Directive: Show every line that has the string "arcmin" in it.

Start Source material

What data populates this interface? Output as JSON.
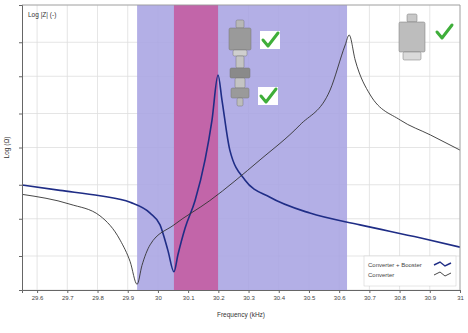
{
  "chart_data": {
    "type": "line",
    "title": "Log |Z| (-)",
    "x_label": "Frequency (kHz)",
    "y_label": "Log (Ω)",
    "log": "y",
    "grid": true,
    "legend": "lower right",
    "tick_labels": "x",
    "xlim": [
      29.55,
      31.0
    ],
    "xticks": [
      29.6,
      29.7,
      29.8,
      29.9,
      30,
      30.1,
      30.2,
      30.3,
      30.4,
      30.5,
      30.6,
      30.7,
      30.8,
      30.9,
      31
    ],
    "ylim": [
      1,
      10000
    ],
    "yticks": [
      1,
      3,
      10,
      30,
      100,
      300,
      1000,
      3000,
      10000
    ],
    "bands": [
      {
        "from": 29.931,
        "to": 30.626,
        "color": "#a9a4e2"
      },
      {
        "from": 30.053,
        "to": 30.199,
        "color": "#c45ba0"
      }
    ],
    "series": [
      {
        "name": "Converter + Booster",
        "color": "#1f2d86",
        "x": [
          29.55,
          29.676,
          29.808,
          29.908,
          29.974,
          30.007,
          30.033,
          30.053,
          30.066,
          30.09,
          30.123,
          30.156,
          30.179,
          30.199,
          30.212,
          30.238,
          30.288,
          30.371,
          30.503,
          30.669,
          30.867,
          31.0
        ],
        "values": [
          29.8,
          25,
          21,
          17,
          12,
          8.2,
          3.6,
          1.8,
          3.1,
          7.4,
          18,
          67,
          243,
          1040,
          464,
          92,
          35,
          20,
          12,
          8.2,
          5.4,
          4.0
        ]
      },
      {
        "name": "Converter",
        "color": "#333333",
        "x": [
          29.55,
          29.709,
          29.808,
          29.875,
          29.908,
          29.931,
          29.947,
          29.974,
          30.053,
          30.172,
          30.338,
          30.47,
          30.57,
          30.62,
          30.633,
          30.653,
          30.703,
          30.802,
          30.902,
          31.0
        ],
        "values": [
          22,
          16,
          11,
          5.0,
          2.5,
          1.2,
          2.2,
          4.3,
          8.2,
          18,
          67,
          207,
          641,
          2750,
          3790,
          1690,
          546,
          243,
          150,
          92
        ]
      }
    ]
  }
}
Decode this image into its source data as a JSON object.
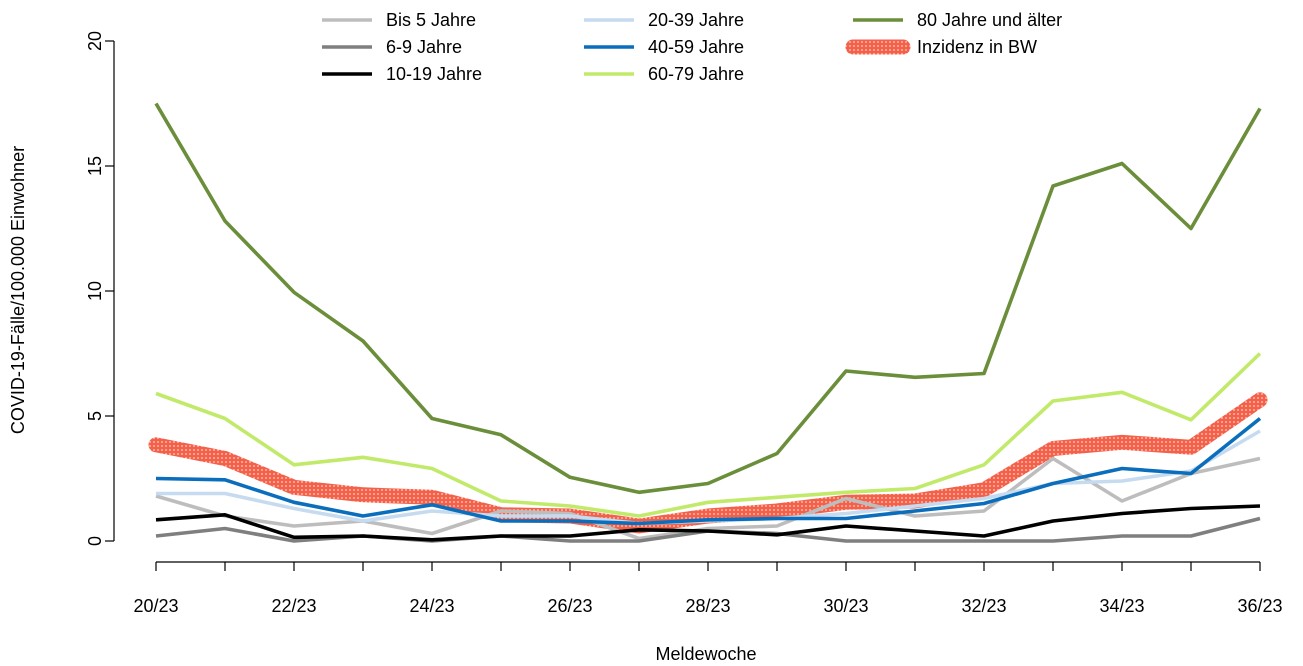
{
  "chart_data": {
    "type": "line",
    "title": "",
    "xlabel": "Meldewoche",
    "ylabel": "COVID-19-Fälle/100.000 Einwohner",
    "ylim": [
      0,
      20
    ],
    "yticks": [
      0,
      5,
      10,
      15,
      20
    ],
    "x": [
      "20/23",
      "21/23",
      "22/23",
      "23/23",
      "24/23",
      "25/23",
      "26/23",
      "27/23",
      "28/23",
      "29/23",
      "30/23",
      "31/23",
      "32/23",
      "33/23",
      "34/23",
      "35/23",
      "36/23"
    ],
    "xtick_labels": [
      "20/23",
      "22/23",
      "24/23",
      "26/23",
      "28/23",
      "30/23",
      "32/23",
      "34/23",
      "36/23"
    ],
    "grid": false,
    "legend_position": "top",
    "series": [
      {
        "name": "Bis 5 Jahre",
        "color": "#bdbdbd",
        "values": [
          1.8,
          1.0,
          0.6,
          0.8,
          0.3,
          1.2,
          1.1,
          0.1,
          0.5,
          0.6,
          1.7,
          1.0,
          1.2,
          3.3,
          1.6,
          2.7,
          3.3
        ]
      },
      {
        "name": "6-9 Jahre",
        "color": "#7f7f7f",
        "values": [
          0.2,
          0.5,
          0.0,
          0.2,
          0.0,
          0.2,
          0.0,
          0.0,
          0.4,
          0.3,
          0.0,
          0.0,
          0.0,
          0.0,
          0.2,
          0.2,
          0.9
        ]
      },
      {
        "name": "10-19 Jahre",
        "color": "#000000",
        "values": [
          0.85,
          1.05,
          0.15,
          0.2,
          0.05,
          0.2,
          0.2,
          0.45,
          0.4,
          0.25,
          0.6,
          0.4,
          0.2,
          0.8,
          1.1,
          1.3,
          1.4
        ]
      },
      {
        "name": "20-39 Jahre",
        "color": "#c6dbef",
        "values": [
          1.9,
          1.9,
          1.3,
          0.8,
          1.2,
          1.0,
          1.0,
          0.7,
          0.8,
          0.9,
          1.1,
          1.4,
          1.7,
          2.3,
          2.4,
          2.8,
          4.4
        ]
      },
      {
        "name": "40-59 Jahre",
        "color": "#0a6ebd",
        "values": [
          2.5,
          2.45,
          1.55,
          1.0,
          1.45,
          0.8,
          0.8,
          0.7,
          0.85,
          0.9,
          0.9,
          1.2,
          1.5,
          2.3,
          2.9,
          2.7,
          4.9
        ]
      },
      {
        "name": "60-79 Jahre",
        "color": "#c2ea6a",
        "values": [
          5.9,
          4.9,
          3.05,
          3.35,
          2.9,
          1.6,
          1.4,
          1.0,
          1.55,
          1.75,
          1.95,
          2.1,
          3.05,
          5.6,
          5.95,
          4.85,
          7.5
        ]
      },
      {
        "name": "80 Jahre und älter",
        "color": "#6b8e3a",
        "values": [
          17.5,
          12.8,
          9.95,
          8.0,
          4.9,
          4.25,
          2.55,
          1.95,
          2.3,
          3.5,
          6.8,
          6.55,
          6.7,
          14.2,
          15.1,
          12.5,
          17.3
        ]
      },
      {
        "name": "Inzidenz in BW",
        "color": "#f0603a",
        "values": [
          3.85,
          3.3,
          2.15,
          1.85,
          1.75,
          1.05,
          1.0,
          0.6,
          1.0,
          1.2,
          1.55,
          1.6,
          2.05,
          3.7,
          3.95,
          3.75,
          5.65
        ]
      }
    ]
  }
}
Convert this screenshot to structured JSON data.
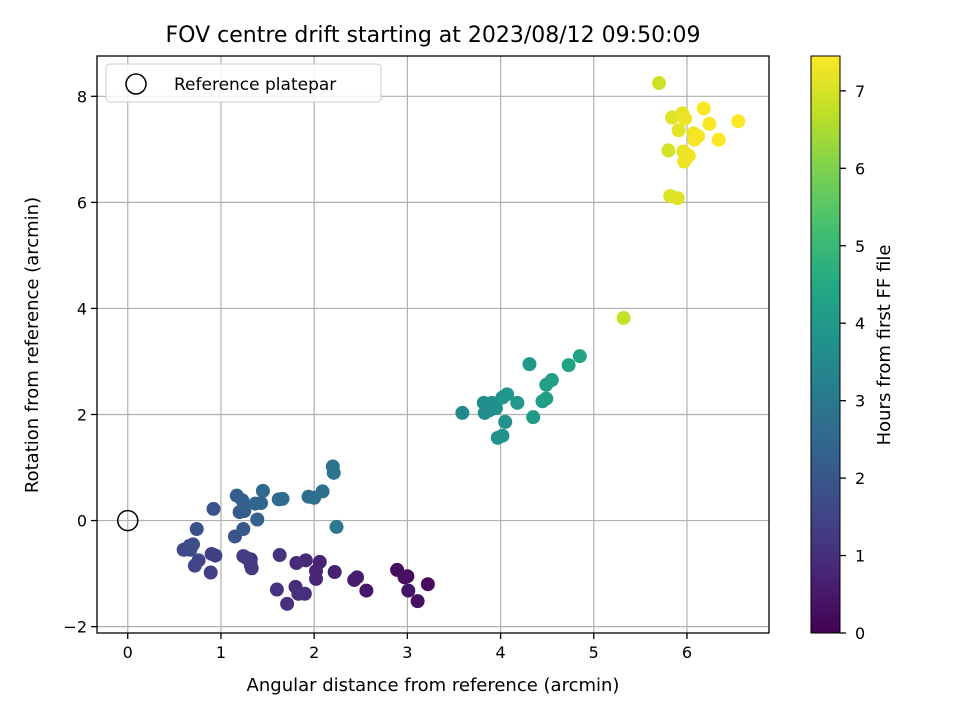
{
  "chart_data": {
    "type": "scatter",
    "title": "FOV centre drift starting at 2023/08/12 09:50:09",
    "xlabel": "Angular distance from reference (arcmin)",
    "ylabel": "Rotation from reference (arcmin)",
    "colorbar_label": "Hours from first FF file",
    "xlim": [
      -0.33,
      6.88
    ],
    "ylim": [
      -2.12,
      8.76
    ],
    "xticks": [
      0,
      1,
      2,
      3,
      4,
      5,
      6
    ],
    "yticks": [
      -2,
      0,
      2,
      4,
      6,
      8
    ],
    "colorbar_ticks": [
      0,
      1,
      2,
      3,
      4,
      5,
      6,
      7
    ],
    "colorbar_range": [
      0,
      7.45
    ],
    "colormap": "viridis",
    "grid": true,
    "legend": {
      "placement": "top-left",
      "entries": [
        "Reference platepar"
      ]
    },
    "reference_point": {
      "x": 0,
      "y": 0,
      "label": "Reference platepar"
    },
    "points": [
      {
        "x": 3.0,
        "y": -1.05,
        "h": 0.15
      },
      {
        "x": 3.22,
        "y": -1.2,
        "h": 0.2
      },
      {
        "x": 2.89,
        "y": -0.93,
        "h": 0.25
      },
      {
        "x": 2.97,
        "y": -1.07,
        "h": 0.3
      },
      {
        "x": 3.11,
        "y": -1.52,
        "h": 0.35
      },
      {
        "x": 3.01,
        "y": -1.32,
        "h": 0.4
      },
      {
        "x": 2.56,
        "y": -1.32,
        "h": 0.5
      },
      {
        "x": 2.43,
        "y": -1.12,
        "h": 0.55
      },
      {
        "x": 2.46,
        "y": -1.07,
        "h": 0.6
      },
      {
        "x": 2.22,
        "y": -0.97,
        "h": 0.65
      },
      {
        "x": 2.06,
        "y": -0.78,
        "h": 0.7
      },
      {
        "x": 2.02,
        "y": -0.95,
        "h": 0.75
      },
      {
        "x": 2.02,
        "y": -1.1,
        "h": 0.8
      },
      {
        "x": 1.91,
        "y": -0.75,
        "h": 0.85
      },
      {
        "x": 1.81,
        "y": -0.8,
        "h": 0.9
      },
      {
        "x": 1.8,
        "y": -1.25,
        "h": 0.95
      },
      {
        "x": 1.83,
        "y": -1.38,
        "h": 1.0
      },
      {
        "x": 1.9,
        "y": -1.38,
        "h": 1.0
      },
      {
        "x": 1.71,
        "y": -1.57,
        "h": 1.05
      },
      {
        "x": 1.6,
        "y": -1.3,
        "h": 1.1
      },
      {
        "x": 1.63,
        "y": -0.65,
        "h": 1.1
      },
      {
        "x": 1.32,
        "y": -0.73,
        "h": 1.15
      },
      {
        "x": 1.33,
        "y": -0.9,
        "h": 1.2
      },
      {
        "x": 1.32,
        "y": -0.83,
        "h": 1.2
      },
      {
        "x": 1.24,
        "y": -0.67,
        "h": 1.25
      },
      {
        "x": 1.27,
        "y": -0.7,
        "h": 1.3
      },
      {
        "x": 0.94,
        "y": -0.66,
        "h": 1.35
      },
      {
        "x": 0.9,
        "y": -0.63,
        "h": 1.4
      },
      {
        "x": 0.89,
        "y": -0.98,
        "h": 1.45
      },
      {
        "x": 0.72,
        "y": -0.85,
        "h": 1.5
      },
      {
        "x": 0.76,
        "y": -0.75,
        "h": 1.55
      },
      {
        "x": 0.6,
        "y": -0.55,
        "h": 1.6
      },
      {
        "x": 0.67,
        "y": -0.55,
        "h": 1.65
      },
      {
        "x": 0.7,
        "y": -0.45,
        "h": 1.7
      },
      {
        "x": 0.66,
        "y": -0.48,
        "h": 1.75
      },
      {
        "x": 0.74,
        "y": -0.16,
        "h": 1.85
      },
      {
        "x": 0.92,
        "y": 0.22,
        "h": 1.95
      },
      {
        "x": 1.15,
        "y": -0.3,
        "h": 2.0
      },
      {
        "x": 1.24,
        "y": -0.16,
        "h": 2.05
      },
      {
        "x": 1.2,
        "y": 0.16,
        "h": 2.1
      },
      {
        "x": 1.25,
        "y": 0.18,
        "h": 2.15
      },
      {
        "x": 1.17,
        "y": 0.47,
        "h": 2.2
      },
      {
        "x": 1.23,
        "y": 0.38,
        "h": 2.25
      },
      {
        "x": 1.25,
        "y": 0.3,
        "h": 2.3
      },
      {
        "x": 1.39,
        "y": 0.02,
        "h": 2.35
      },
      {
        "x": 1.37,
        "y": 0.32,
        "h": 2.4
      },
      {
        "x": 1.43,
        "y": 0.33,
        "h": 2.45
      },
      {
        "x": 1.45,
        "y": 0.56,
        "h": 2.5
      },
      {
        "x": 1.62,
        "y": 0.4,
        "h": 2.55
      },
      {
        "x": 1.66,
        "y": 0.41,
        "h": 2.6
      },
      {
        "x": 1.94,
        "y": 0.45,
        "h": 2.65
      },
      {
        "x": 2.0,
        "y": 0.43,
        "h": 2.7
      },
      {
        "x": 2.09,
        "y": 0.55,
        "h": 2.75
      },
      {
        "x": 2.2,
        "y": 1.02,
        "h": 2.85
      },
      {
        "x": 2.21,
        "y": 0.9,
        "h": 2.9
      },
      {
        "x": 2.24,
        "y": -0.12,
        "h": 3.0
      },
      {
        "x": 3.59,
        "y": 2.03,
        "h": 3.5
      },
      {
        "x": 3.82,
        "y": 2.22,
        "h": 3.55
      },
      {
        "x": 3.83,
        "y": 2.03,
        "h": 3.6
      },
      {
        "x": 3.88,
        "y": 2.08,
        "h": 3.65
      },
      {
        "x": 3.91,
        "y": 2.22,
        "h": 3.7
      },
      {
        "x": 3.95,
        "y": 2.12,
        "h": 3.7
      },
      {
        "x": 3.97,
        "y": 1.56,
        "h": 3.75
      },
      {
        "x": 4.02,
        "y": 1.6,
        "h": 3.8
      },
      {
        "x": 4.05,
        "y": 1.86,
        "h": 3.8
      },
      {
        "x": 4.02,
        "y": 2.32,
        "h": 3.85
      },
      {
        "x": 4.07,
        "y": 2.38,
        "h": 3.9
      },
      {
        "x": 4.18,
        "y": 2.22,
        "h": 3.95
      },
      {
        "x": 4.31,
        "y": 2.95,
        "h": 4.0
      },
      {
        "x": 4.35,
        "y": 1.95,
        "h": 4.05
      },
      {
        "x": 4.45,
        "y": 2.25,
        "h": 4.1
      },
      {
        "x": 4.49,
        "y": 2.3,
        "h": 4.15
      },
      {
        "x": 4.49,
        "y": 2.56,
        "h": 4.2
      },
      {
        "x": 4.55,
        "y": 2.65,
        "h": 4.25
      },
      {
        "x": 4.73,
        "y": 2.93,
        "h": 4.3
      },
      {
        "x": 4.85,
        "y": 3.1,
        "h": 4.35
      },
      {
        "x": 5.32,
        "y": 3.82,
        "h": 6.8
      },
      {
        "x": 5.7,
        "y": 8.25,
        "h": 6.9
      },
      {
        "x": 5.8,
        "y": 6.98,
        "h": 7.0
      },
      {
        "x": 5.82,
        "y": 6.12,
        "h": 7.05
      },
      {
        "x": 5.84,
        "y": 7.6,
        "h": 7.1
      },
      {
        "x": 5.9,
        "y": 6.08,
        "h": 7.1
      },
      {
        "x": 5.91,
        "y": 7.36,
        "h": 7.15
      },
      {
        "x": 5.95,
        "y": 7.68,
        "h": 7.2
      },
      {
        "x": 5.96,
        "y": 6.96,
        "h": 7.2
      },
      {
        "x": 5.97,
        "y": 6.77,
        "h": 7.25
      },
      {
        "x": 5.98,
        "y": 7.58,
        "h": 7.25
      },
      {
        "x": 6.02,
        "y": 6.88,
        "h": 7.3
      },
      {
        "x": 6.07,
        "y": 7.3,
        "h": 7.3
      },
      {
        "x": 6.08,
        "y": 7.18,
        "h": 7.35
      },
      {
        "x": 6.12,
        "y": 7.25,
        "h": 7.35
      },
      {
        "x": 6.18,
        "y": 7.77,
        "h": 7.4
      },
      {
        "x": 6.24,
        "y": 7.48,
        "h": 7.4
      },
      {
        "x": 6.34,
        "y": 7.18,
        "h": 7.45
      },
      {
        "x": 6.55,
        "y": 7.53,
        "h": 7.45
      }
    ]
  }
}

End Source material

Result for this task:
    "xlabel": "Angular distance from reference (arcmin)",
    "ylabel": "Rotation from reference (arcmin)",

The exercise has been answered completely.